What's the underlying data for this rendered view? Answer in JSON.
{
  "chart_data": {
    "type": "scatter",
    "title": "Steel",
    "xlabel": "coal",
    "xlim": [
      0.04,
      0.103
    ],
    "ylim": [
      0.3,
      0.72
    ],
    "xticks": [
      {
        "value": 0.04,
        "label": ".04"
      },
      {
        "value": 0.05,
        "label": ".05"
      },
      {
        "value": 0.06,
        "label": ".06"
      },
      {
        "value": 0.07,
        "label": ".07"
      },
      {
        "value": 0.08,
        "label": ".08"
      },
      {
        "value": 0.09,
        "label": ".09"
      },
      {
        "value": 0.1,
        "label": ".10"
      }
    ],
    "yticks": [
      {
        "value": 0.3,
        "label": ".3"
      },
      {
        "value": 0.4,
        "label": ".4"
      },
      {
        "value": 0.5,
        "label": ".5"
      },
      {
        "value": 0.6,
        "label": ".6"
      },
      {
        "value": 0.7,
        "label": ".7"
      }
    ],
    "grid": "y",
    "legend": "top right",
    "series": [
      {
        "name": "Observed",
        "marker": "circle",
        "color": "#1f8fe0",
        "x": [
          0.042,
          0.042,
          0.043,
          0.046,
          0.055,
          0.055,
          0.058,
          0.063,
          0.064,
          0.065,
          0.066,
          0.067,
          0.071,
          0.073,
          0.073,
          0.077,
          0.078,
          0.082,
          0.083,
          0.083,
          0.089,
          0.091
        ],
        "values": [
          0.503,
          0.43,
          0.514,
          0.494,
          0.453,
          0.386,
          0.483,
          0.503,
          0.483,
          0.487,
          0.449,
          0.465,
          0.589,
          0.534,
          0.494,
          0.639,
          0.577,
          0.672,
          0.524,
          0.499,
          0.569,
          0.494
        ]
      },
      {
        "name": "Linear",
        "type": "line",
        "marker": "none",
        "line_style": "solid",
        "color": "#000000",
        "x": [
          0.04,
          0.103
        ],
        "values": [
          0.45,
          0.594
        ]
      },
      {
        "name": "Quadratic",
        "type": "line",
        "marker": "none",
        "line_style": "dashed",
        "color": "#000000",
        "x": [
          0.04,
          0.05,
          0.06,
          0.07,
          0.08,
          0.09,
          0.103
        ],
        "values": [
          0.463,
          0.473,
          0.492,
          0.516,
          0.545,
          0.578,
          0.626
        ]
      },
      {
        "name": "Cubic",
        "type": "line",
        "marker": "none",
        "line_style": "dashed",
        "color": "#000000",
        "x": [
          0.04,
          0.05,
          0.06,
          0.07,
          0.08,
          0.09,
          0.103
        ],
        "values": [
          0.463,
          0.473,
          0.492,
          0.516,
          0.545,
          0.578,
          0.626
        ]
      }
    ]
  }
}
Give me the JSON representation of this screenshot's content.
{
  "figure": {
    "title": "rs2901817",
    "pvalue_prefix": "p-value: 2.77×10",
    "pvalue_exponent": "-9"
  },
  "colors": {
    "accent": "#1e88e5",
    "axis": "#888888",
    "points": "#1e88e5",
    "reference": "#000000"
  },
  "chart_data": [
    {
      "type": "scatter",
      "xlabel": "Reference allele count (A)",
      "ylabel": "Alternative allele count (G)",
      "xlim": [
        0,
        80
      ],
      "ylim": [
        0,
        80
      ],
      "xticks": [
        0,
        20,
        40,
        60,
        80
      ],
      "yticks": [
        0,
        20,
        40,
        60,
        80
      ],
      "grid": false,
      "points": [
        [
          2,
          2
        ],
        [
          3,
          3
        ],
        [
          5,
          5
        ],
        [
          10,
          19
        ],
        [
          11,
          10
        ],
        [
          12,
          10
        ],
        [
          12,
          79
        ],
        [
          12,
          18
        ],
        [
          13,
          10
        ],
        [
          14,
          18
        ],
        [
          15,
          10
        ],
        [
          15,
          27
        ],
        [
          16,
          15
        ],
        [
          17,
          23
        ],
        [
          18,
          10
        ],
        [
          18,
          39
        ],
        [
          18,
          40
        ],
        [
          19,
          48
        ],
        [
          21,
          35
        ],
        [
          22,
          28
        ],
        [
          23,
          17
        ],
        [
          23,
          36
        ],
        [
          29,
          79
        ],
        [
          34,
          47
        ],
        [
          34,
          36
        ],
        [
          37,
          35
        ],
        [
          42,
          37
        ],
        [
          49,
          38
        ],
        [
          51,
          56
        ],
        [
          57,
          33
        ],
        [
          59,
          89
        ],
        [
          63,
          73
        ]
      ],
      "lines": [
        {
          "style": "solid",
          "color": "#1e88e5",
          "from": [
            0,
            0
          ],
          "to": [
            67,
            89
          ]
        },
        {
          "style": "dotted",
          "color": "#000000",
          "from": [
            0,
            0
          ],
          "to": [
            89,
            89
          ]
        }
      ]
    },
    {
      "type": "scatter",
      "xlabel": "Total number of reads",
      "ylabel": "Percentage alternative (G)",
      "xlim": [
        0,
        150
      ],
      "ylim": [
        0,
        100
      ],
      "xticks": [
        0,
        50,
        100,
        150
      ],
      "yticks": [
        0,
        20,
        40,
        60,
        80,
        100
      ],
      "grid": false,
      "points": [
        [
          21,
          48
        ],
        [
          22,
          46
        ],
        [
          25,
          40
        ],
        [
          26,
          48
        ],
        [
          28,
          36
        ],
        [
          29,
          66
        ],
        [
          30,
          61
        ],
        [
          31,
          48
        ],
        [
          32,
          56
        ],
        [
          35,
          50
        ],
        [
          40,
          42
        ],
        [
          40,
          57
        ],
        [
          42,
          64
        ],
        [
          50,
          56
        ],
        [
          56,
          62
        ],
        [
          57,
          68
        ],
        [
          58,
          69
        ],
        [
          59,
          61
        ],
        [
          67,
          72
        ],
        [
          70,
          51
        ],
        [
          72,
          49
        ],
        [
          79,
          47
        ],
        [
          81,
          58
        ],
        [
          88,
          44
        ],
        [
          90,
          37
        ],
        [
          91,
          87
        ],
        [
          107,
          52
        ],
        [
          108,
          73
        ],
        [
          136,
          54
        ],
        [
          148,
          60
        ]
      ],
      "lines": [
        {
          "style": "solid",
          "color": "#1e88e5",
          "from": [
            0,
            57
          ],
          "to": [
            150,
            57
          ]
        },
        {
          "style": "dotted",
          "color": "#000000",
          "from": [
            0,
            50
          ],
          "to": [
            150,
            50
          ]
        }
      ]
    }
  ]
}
════
_SHORT EXERCISE_
Transcribe each entry precisely, missing none.

_RESULT FOR THIS EXERCISE_
What's the underlying data for this rendered view? Answer in JSON.
{
  "chart_data": {
    "type": "scatter",
    "title": "Steel",
    "xlabel": "coal",
    "xlim": [
      0.04,
      0.103
    ],
    "ylim": [
      0.3,
      0.72
    ],
    "xticks": [
      {
        "value": 0.04,
        "label": ".04"
      },
      {
        "value": 0.05,
        "label": ".05"
      },
      {
        "value": 0.06,
        "label": ".06"
      },
      {
        "value": 0.07,
        "label": ".07"
      },
      {
        "value": 0.08,
        "label": ".08"
      },
      {
        "value": 0.09,
        "label": ".09"
      },
      {
        "value": 0.1,
        "label": ".10"
      }
    ],
    "yticks": [
      {
        "value": 0.3,
        "label": ".3"
      },
      {
        "value": 0.4,
        "label": ".4"
      },
      {
        "value": 0.5,
        "label": ".5"
      },
      {
        "value": 0.6,
        "label": ".6"
      },
      {
        "value": 0.7,
        "label": ".7"
      }
    ],
    "grid": "y",
    "legend": "top right",
    "series": [
      {
        "name": "Observed",
        "marker": "circle",
        "color": "#1f8fe0",
        "x": [
          0.042,
          0.042,
          0.043,
          0.046,
          0.055,
          0.055,
          0.058,
          0.063,
          0.064,
          0.065,
          0.066,
          0.067,
          0.071,
          0.073,
          0.073,
          0.077,
          0.078,
          0.082,
          0.083,
          0.083,
          0.089,
          0.091
        ],
        "values": [
          0.503,
          0.43,
          0.514,
          0.494,
          0.453,
          0.386,
          0.483,
          0.503,
          0.483,
          0.487,
          0.449,
          0.465,
          0.589,
          0.534,
          0.494,
          0.639,
          0.577,
          0.672,
          0.524,
          0.499,
          0.569,
          0.494
        ]
      },
      {
        "name": "Linear",
        "type": "line",
        "marker": "none",
        "line_style": "solid",
        "color": "#000000",
        "x": [
          0.04,
          0.103
        ],
        "values": [
          0.45,
          0.594
        ]
      },
      {
        "name": "Quadratic",
        "type": "line",
        "marker": "none",
        "line_style": "dashed",
        "color": "#000000",
        "x": [
          0.04,
          0.05,
          0.06,
          0.07,
          0.08,
          0.09,
          0.103
        ],
        "values": [
          0.463,
          0.473,
          0.492,
          0.516,
          0.545,
          0.578,
          0.626
        ]
      },
      {
        "name": "Cubic",
        "type": "line",
        "marker": "none",
        "line_style": "dashed",
        "color": "#000000",
        "x": [
          0.04,
          0.05,
          0.06,
          0.07,
          0.08,
          0.09,
          0.103
        ],
        "values": [
          0.463,
          0.473,
          0.492,
          0.516,
          0.545,
          0.578,
          0.626
        ]
      }
    ]
  }
}
Give me the JSON representation of this screenshot's content.
{
  "figure": {
    "title": "rs2901817",
    "pvalue_prefix": "p-value: 2.77×10",
    "pvalue_exponent": "-9"
  },
  "colors": {
    "accent": "#1e88e5",
    "axis": "#888888",
    "points": "#1e88e5",
    "reference": "#000000"
  },
  "chart_data": [
    {
      "type": "scatter",
      "xlabel": "Reference allele count (A)",
      "ylabel": "Alternative allele count (G)",
      "xlim": [
        0,
        80
      ],
      "ylim": [
        0,
        80
      ],
      "xticks": [
        0,
        20,
        40,
        60,
        80
      ],
      "yticks": [
        0,
        20,
        40,
        60,
        80
      ],
      "grid": false,
      "points": [
        [
          2,
          2
        ],
        [
          3,
          3
        ],
        [
          5,
          5
        ],
        [
          10,
          19
        ],
        [
          11,
          10
        ],
        [
          12,
          10
        ],
        [
          12,
          79
        ],
        [
          12,
          18
        ],
        [
          13,
          10
        ],
        [
          14,
          18
        ],
        [
          15,
          10
        ],
        [
          15,
          27
        ],
        [
          16,
          15
        ],
        [
          17,
          23
        ],
        [
          18,
          10
        ],
        [
          18,
          39
        ],
        [
          18,
          40
        ],
        [
          19,
          48
        ],
        [
          21,
          35
        ],
        [
          22,
          28
        ],
        [
          23,
          17
        ],
        [
          23,
          36
        ],
        [
          29,
          79
        ],
        [
          34,
          47
        ],
        [
          34,
          36
        ],
        [
          37,
          35
        ],
        [
          42,
          37
        ],
        [
          49,
          38
        ],
        [
          51,
          56
        ],
        [
          57,
          33
        ],
        [
          59,
          89
        ],
        [
          63,
          73
        ]
      ],
      "lines": [
        {
          "style": "solid",
          "color": "#1e88e5",
          "from": [
            0,
            0
          ],
          "to": [
            67,
            89
          ]
        },
        {
          "style": "dotted",
          "color": "#000000",
          "from": [
            0,
            0
          ],
          "to": [
            89,
            89
          ]
        }
      ]
    },
    {
      "type": "scatter",
      "xlabel": "Total number of reads",
      "ylabel": "Percentage alternative (G)",
      "xlim": [
        0,
        150
      ],
      "ylim": [
        0,
        100
      ],
      "xticks": [
        0,
        50,
        100,
        150
      ],
      "yticks": [
        0,
        20,
        40,
        60,
        80,
        100
      ],
      "grid": false,
      "points": [
        [
          21,
          48
        ],
        [
          22,
          46
        ],
        [
          25,
          40
        ],
        [
          26,
          48
        ],
        [
          28,
          36
        ],
        [
          29,
          66
        ],
        [
          30,
          61
        ],
        [
          31,
          48
        ],
        [
          32,
          56
        ],
        [
          35,
          50
        ],
        [
          40,
          42
        ],
        [
          40,
          57
        ],
        [
          42,
          64
        ],
        [
          50,
          56
        ],
        [
          56,
          62
        ],
        [
          57,
          68
        ],
        [
          58,
          69
        ],
        [
          59,
          61
        ],
        [
          67,
          72
        ],
        [
          70,
          51
        ],
        [
          72,
          49
        ],
        [
          79,
          47
        ],
        [
          81,
          58
        ],
        [
          88,
          44
        ],
        [
          90,
          37
        ],
        [
          91,
          87
        ],
        [
          107,
          52
        ],
        [
          108,
          73
        ],
        [
          136,
          54
        ],
        [
          148,
          60
        ]
      ],
      "lines": [
        {
          "style": "solid",
          "color": "#1e88e5",
          "from": [
            0,
            57
          ],
          "to": [
            150,
            57
          ]
        },
        {
          "style": "dotted",
          "color": "#000000",
          "from": [
            0,
            50
          ],
          "to": [
            150,
            50
          ]
        }
      ]
    }
  ]
}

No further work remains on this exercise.